Dataset items
○ ○ ○ ○ ○ ○ ○

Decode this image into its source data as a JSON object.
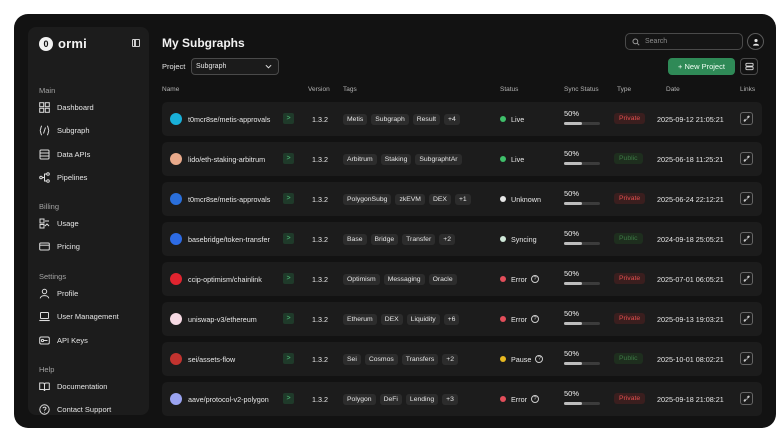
{
  "brand": {
    "logo_mark": "0",
    "name": "ormi"
  },
  "sidebar": {
    "sections": [
      {
        "title": "Main",
        "items": [
          {
            "label": "Dashboard",
            "icon": "grid-icon"
          },
          {
            "label": "Subgraph",
            "icon": "code-braces-icon"
          },
          {
            "label": "Data APIs",
            "icon": "database-icon"
          },
          {
            "label": "Pipelines",
            "icon": "pipeline-icon"
          }
        ]
      },
      {
        "title": "Billing",
        "items": [
          {
            "label": "Usage",
            "icon": "usage-icon"
          },
          {
            "label": "Pricing",
            "icon": "card-icon"
          }
        ]
      },
      {
        "title": "Settings",
        "items": [
          {
            "label": "Profile",
            "icon": "user-icon"
          },
          {
            "label": "User Management",
            "icon": "laptop-icon"
          },
          {
            "label": "API Keys",
            "icon": "key-icon"
          }
        ]
      },
      {
        "title": "Help",
        "items": [
          {
            "label": "Documentation",
            "icon": "book-icon"
          },
          {
            "label": "Contact Support",
            "icon": "help-circle-icon"
          }
        ]
      }
    ]
  },
  "header": {
    "title": "My Subgraphs",
    "search_placeholder": "Search",
    "project_label": "Project",
    "project_value": "Subgraph",
    "new_project_label": "+ New Project"
  },
  "table": {
    "columns": [
      "Name",
      "Version",
      "Tags",
      "Status",
      "Sync Status",
      "Type",
      "Date",
      "Links"
    ],
    "rows": [
      {
        "name": "t0mcr8se/metis-approvals",
        "icon_color": "#19b0d8",
        "version": "1.3.2",
        "tags": [
          "Metis",
          "Subgraph",
          "Result",
          "+4"
        ],
        "status": "Live",
        "status_color": "#3fbf6a",
        "status_help": false,
        "sync": "50%",
        "sync_fraction": 0.5,
        "type": "Private",
        "date": "2025-09-12 21:05:21"
      },
      {
        "name": "lido/eth-staking-arbitrum",
        "icon_color": "#e8a98a",
        "version": "1.3.2",
        "tags": [
          "Arbitrum",
          "Staking",
          "SubgraphtAr"
        ],
        "status": "Live",
        "status_color": "#3fbf6a",
        "status_help": false,
        "sync": "50%",
        "sync_fraction": 0.5,
        "type": "Public",
        "date": "2025-06-18 11:25:21"
      },
      {
        "name": "t0mcr8se/metis-approvals",
        "icon_color": "#2a6fdb",
        "version": "1.3.2",
        "tags": [
          "PolygonSubg",
          "zkEVM",
          "DEX",
          "+1"
        ],
        "status": "Unknown",
        "status_color": "#e6e6e6",
        "status_help": false,
        "sync": "50%",
        "sync_fraction": 0.5,
        "type": "Private",
        "date": "2025-06-24 22:12:21"
      },
      {
        "name": "basebridge/token-transfer",
        "icon_color": "#2d6be4",
        "version": "1.3.2",
        "tags": [
          "Base",
          "Bridge",
          "Transfer",
          "+2"
        ],
        "status": "Syncing",
        "status_color": "#cfe8d8",
        "status_help": false,
        "sync": "50%",
        "sync_fraction": 0.5,
        "type": "Public",
        "date": "2024-09-18 25:05:21"
      },
      {
        "name": "ccip-optimism/chainlink",
        "icon_color": "#e0242f",
        "version": "1.3.2",
        "tags": [
          "Optimism",
          "Messaging",
          "Oracle"
        ],
        "status": "Error",
        "status_color": "#e24e5a",
        "status_help": true,
        "sync": "50%",
        "sync_fraction": 0.5,
        "type": "Private",
        "date": "2025-07-01 06:05:21"
      },
      {
        "name": "uniswap-v3/ethereum",
        "icon_color": "#f6d9e3",
        "version": "1.3.2",
        "tags": [
          "Etherum",
          "DEX",
          "Liquidity",
          "+6"
        ],
        "status": "Error",
        "status_color": "#e24e5a",
        "status_help": true,
        "sync": "50%",
        "sync_fraction": 0.5,
        "type": "Private",
        "date": "2025-09-13 19:03:21"
      },
      {
        "name": "sei/assets-flow",
        "icon_color": "#c2332f",
        "version": "1.3.2",
        "tags": [
          "Sei",
          "Cosmos",
          "Transfers",
          "+2"
        ],
        "status": "Pause",
        "status_color": "#e7b820",
        "status_help": true,
        "sync": "50%",
        "sync_fraction": 0.5,
        "type": "Public",
        "date": "2025-10-01 08:02:21"
      },
      {
        "name": "aave/protocol-v2-polygon",
        "icon_color": "#9aa3f0",
        "version": "1.3.2",
        "tags": [
          "Polygon",
          "DeFi",
          "Lending",
          "+3"
        ],
        "status": "Error",
        "status_color": "#e24e5a",
        "status_help": true,
        "sync": "50%",
        "sync_fraction": 0.5,
        "type": "Private",
        "date": "2025-09-18 21:08:21"
      }
    ]
  }
}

○ ○ ○ ○ ○ ○ ○

Strip out the pictures and quote the remaining data word for word.

Decode this image into its source data as a JSON object.
{
  "brand": {
    "logo_mark": "0",
    "name": "ormi"
  },
  "sidebar": {
    "sections": [
      {
        "title": "Main",
        "items": [
          {
            "label": "Dashboard",
            "icon": "grid-icon"
          },
          {
            "label": "Subgraph",
            "icon": "code-braces-icon"
          },
          {
            "label": "Data APIs",
            "icon": "database-icon"
          },
          {
            "label": "Pipelines",
            "icon": "pipeline-icon"
          }
        ]
      },
      {
        "title": "Billing",
        "items": [
          {
            "label": "Usage",
            "icon": "usage-icon"
          },
          {
            "label": "Pricing",
            "icon": "card-icon"
          }
        ]
      },
      {
        "title": "Settings",
        "items": [
          {
            "label": "Profile",
            "icon": "user-icon"
          },
          {
            "label": "User Management",
            "icon": "laptop-icon"
          },
          {
            "label": "API Keys",
            "icon": "key-icon"
          }
        ]
      },
      {
        "title": "Help",
        "items": [
          {
            "label": "Documentation",
            "icon": "book-icon"
          },
          {
            "label": "Contact Support",
            "icon": "help-circle-icon"
          }
        ]
      }
    ]
  },
  "header": {
    "title": "My Subgraphs",
    "search_placeholder": "Search",
    "project_label": "Project",
    "project_value": "Subgraph",
    "new_project_label": "+ New Project"
  },
  "table": {
    "columns": [
      "Name",
      "Version",
      "Tags",
      "Status",
      "Sync Status",
      "Type",
      "Date",
      "Links"
    ],
    "rows": [
      {
        "name": "t0mcr8se/metis-approvals",
        "icon_color": "#19b0d8",
        "version": "1.3.2",
        "tags": [
          "Metis",
          "Subgraph",
          "Result",
          "+4"
        ],
        "status": "Live",
        "status_color": "#3fbf6a",
        "status_help": false,
        "sync": "50%",
        "sync_fraction": 0.5,
        "type": "Private",
        "date": "2025-09-12 21:05:21"
      },
      {
        "name": "lido/eth-staking-arbitrum",
        "icon_color": "#e8a98a",
        "version": "1.3.2",
        "tags": [
          "Arbitrum",
          "Staking",
          "SubgraphtAr"
        ],
        "status": "Live",
        "status_color": "#3fbf6a",
        "status_help": false,
        "sync": "50%",
        "sync_fraction": 0.5,
        "type": "Public",
        "date": "2025-06-18 11:25:21"
      },
      {
        "name": "t0mcr8se/metis-approvals",
        "icon_color": "#2a6fdb",
        "version": "1.3.2",
        "tags": [
          "PolygonSubg",
          "zkEVM",
          "DEX",
          "+1"
        ],
        "status": "Unknown",
        "status_color": "#e6e6e6",
        "status_help": false,
        "sync": "50%",
        "sync_fraction": 0.5,
        "type": "Private",
        "date": "2025-06-24 22:12:21"
      },
      {
        "name": "basebridge/token-transfer",
        "icon_color": "#2d6be4",
        "version": "1.3.2",
        "tags": [
          "Base",
          "Bridge",
          "Transfer",
          "+2"
        ],
        "status": "Syncing",
        "status_color": "#cfe8d8",
        "status_help": false,
        "sync": "50%",
        "sync_fraction": 0.5,
        "type": "Public",
        "date": "2024-09-18 25:05:21"
      },
      {
        "name": "ccip-optimism/chainlink",
        "icon_color": "#e0242f",
        "version": "1.3.2",
        "tags": [
          "Optimism",
          "Messaging",
          "Oracle"
        ],
        "status": "Error",
        "status_color": "#e24e5a",
        "status_help": true,
        "sync": "50%",
        "sync_fraction": 0.5,
        "type": "Private",
        "date": "2025-07-01 06:05:21"
      },
      {
        "name": "uniswap-v3/ethereum",
        "icon_color": "#f6d9e3",
        "version": "1.3.2",
        "tags": [
          "Etherum",
          "DEX",
          "Liquidity",
          "+6"
        ],
        "status": "Error",
        "status_color": "#e24e5a",
        "status_help": true,
        "sync": "50%",
        "sync_fraction": 0.5,
        "type": "Private",
        "date": "2025-09-13 19:03:21"
      },
      {
        "name": "sei/assets-flow",
        "icon_color": "#c2332f",
        "version": "1.3.2",
        "tags": [
          "Sei",
          "Cosmos",
          "Transfers",
          "+2"
        ],
        "status": "Pause",
        "status_color": "#e7b820",
        "status_help": true,
        "sync": "50%",
        "sync_fraction": 0.5,
        "type": "Public",
        "date": "2025-10-01 08:02:21"
      },
      {
        "name": "aave/protocol-v2-polygon",
        "icon_color": "#9aa3f0",
        "version": "1.3.2",
        "tags": [
          "Polygon",
          "DeFi",
          "Lending",
          "+3"
        ],
        "status": "Error",
        "status_color": "#e24e5a",
        "status_help": true,
        "sync": "50%",
        "sync_fraction": 0.5,
        "type": "Private",
        "date": "2025-09-18 21:08:21"
      }
    ]
  }
}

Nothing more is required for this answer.